Task directions: State the number of lines that include the string "marker", and write nothing else.

___ Task data

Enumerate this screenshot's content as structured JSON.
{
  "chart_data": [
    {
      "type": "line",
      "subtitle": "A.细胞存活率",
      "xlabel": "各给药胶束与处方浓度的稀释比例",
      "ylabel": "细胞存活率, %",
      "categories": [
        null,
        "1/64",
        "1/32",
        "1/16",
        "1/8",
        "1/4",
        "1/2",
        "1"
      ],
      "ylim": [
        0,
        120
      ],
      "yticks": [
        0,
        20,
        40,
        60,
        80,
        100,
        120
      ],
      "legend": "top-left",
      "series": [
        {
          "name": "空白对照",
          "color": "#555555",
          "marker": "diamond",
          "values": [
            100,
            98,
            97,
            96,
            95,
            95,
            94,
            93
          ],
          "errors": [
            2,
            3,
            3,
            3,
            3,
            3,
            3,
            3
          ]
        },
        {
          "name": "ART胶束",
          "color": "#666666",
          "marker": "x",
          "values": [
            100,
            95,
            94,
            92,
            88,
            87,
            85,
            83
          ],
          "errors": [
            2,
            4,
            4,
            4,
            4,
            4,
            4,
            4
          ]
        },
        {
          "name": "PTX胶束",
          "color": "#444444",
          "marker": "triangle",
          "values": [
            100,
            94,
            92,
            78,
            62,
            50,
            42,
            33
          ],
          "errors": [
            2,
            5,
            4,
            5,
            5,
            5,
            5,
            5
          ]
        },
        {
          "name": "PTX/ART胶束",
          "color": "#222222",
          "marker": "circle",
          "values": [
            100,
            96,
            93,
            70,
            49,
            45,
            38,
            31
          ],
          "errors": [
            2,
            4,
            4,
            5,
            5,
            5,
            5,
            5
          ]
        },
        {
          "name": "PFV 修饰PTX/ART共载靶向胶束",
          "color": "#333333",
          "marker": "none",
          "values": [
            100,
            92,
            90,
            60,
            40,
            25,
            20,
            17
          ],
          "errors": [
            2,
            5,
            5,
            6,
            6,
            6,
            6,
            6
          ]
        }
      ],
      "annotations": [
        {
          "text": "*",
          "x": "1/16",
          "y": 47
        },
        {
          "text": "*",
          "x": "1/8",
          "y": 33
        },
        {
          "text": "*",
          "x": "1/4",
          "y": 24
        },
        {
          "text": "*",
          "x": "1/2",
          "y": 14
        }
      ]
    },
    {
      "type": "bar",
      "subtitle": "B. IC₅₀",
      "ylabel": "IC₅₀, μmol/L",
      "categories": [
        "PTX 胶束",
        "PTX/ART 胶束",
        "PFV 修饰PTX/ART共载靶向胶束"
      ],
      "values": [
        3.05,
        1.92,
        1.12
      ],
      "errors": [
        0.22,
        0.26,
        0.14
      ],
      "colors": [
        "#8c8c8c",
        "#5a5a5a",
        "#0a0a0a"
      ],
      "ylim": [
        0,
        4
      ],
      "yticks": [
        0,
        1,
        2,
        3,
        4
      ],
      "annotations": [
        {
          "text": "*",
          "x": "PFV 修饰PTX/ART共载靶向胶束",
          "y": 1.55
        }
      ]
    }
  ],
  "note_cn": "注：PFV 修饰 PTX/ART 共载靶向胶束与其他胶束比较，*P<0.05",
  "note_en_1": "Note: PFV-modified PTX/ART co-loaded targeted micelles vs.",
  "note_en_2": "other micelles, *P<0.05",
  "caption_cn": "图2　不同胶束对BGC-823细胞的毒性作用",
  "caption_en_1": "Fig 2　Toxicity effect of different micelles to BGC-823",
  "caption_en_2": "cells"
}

______

The output: 5